Element box records:
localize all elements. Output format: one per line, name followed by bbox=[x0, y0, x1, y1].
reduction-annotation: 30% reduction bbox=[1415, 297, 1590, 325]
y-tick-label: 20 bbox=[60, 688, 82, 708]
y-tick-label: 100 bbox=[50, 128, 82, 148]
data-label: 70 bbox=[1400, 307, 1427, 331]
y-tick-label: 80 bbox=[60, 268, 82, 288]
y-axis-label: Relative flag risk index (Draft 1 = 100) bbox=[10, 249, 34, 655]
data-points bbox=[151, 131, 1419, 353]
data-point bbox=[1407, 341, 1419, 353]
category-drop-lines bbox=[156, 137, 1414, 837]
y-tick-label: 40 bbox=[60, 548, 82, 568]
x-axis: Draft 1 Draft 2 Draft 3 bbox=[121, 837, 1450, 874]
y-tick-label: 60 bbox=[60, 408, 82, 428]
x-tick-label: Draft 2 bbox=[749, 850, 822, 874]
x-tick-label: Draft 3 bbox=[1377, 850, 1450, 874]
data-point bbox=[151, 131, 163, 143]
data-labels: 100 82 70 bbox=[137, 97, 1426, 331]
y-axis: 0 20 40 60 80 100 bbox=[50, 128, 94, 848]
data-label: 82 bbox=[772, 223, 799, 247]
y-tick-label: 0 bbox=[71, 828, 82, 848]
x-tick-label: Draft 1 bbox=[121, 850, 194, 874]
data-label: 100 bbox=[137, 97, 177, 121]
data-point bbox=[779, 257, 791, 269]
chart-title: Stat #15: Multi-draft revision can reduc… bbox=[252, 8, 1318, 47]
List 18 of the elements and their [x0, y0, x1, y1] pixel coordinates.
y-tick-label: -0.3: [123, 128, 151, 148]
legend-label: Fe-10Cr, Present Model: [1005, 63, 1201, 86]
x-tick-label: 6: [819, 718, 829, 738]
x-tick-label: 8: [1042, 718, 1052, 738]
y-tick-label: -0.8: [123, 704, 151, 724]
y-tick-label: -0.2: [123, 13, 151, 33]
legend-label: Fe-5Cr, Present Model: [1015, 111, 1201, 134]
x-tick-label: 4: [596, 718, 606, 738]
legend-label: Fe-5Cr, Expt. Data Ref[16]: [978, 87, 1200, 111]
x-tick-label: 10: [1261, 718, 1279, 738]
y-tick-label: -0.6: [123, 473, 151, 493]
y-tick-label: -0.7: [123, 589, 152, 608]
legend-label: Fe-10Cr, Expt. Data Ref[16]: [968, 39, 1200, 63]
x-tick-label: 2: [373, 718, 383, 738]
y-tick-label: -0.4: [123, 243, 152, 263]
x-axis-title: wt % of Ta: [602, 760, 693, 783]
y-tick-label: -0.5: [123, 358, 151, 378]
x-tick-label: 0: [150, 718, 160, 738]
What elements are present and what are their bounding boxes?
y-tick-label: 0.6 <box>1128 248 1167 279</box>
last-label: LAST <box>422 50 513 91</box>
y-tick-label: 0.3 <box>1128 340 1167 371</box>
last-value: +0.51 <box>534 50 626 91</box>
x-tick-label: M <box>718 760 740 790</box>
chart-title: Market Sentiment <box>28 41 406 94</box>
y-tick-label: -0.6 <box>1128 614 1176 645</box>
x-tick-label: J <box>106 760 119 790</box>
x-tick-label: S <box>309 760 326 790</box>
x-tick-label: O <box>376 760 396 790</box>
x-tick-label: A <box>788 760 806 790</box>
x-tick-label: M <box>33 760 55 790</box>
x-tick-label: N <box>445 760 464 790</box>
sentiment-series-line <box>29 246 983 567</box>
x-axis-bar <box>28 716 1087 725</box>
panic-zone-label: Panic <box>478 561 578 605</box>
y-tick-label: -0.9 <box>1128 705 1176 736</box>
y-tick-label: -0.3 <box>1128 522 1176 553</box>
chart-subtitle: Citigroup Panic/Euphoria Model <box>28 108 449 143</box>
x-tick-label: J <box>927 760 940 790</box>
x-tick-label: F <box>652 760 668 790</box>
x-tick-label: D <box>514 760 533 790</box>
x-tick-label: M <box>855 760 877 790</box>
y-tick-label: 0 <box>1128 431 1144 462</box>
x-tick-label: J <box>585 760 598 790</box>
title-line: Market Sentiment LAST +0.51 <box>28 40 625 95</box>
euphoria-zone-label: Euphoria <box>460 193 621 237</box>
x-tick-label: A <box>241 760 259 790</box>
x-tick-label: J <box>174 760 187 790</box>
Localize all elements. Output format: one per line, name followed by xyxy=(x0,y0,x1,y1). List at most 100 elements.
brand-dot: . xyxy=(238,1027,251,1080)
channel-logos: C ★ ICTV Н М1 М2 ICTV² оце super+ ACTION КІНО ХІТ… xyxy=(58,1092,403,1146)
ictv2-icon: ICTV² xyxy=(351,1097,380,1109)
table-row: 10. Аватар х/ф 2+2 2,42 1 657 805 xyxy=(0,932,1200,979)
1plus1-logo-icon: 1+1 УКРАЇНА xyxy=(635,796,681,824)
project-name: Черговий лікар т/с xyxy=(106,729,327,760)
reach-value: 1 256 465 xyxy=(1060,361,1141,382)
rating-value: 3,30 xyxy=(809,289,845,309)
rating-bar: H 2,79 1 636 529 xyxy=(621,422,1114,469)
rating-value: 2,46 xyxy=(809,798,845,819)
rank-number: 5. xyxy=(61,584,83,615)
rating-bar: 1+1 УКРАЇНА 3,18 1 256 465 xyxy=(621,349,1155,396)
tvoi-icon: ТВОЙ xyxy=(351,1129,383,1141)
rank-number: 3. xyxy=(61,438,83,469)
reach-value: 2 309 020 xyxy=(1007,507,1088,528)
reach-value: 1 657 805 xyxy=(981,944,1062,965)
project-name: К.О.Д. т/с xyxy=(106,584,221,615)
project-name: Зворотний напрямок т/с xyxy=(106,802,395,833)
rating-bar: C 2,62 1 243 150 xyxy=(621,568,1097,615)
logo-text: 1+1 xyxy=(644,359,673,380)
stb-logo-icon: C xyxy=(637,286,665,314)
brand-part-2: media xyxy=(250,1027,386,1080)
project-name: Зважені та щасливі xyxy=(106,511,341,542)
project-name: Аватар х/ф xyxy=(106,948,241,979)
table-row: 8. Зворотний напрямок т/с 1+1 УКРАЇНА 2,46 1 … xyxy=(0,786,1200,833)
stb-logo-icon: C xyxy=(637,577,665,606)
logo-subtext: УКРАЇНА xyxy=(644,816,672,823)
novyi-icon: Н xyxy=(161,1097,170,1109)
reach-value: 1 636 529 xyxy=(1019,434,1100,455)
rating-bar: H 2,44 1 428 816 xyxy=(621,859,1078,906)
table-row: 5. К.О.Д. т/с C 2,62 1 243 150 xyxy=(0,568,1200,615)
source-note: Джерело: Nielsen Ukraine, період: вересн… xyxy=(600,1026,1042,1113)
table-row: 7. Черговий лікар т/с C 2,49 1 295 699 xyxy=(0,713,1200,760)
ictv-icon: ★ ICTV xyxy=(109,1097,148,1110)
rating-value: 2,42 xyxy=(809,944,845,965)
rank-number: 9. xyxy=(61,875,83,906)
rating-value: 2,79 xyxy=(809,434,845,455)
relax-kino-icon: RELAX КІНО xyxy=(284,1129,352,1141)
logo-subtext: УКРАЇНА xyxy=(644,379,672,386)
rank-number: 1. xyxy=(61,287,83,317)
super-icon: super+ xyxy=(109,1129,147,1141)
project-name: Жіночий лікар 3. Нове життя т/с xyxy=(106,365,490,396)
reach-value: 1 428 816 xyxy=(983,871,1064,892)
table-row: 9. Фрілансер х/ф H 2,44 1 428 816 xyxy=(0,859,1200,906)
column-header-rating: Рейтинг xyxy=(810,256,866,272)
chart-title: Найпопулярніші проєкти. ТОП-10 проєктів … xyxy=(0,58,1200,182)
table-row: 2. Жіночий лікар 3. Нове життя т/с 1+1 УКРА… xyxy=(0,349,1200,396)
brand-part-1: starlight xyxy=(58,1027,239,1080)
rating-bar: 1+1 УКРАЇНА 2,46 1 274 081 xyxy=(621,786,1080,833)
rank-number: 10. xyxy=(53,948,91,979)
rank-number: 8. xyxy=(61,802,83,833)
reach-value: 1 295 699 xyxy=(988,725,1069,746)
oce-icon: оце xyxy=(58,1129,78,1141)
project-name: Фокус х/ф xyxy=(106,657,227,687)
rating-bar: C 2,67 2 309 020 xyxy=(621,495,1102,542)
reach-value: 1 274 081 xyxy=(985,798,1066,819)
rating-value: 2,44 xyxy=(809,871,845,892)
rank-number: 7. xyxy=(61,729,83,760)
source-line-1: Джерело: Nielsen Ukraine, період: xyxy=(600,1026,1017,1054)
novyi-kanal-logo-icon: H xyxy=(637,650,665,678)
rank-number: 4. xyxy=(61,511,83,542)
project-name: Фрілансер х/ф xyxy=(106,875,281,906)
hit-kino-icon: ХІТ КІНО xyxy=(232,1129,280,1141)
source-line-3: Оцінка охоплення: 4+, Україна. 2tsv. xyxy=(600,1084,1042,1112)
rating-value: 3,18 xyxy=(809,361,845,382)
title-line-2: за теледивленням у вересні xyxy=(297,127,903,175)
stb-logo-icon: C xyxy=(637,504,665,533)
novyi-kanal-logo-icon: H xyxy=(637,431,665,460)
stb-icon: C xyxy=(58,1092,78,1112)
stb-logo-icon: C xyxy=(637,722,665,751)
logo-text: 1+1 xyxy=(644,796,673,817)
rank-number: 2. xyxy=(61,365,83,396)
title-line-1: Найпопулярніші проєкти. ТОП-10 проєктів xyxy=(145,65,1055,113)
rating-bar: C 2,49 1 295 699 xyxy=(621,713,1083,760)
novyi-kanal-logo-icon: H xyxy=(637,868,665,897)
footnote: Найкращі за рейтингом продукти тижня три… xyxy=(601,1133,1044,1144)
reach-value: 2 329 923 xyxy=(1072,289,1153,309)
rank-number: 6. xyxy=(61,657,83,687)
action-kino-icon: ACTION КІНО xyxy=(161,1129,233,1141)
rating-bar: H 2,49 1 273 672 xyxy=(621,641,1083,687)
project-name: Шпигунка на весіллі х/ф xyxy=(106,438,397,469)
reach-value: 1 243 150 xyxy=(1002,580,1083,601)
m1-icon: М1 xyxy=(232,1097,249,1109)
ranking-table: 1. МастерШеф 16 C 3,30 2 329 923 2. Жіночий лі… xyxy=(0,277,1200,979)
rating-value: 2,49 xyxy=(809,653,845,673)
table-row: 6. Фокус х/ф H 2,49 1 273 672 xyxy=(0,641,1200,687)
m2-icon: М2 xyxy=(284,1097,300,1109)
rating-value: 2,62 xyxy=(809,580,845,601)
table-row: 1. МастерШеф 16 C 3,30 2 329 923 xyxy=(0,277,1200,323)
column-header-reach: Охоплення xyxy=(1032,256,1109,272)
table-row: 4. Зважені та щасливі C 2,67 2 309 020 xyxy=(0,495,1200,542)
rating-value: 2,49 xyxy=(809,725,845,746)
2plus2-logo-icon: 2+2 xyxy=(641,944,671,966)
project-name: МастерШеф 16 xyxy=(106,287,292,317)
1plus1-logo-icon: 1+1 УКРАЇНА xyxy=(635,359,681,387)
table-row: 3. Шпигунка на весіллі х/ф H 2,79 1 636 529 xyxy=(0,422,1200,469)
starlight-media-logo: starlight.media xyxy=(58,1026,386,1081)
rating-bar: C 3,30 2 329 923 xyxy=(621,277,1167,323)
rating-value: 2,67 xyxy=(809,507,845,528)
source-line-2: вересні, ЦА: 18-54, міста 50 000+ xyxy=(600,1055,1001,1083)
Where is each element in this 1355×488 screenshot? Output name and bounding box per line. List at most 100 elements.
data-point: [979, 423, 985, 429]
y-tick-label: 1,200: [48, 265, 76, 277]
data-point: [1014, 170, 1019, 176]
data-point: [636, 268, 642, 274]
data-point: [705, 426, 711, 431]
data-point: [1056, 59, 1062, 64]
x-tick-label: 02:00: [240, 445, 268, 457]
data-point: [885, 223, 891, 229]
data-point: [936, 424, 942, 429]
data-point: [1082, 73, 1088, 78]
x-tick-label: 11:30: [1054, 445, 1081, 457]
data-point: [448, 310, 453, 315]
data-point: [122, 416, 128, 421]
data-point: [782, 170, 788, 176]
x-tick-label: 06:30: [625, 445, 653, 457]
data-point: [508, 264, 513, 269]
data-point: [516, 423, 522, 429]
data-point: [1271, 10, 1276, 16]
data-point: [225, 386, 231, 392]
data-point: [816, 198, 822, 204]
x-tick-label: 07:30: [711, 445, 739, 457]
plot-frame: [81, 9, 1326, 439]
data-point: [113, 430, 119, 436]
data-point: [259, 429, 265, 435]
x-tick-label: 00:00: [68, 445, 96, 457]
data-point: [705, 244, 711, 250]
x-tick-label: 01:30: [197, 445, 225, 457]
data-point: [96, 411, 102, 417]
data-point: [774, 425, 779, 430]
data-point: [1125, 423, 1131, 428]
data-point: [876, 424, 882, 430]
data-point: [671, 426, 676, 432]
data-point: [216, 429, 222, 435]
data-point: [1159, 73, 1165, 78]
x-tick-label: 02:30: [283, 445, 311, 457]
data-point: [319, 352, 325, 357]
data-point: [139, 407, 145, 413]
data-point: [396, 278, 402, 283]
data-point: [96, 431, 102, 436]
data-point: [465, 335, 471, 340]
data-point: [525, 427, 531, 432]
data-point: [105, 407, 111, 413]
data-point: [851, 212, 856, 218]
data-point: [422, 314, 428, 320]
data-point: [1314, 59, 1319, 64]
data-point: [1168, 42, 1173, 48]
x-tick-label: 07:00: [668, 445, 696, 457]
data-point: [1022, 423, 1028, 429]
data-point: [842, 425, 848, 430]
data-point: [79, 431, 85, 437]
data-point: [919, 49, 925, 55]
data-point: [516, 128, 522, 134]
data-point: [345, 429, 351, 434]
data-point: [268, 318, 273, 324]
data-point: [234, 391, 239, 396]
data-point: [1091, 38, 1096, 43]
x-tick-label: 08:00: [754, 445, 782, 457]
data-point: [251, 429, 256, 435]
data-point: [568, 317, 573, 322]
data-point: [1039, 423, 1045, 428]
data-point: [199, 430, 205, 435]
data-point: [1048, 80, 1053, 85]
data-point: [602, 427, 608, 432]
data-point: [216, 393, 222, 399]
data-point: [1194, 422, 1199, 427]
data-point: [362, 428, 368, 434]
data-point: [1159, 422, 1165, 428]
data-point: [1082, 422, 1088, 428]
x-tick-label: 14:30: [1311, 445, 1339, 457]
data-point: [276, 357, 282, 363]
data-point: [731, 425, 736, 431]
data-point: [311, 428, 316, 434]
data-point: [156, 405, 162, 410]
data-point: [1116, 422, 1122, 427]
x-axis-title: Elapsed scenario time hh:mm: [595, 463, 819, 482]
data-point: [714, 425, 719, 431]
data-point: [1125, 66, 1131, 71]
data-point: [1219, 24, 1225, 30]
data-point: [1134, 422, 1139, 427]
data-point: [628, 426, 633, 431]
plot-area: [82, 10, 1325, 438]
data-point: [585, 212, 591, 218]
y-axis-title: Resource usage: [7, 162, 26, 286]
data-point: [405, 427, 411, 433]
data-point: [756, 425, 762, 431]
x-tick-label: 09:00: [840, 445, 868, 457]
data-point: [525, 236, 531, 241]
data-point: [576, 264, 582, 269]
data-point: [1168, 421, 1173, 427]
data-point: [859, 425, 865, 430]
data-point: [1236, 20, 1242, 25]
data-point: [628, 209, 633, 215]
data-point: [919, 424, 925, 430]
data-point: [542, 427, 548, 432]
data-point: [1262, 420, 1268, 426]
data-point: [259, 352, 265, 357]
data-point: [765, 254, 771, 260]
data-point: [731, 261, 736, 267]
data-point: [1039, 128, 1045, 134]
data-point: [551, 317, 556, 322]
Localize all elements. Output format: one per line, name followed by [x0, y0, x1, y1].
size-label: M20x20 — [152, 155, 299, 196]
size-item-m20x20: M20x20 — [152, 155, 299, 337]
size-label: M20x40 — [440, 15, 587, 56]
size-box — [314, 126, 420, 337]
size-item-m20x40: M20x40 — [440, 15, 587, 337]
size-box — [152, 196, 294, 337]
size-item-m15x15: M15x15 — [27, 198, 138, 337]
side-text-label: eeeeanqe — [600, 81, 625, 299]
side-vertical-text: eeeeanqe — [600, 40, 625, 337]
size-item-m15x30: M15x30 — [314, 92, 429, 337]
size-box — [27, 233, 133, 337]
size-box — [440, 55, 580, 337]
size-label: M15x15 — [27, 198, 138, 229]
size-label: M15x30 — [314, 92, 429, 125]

TASK BRIEF: Reproduce the entries above word for word, starting at the first line and ending with the line that contains "x-axis: Draft 1", including both.

TASK OUTPUT:
localize all elements. Output format: one per line, name followed by bbox=[x0, y0, x1, y1].
reduction-annotation: 30% reduction bbox=[1415, 297, 1590, 325]
y-tick-label: 20 bbox=[60, 688, 82, 708]
y-tick-label: 100 bbox=[50, 128, 82, 148]
data-label: 70 bbox=[1400, 307, 1427, 331]
y-tick-label: 80 bbox=[60, 268, 82, 288]
y-axis-label: Relative flag risk index (Draft 1 = 100) bbox=[10, 249, 34, 655]
data-points bbox=[151, 131, 1419, 353]
data-point bbox=[1407, 341, 1419, 353]
category-drop-lines bbox=[156, 137, 1414, 837]
y-tick-label: 40 bbox=[60, 548, 82, 568]
x-axis: Draft 1 Draft 2 Draft 3 bbox=[121, 837, 1450, 874]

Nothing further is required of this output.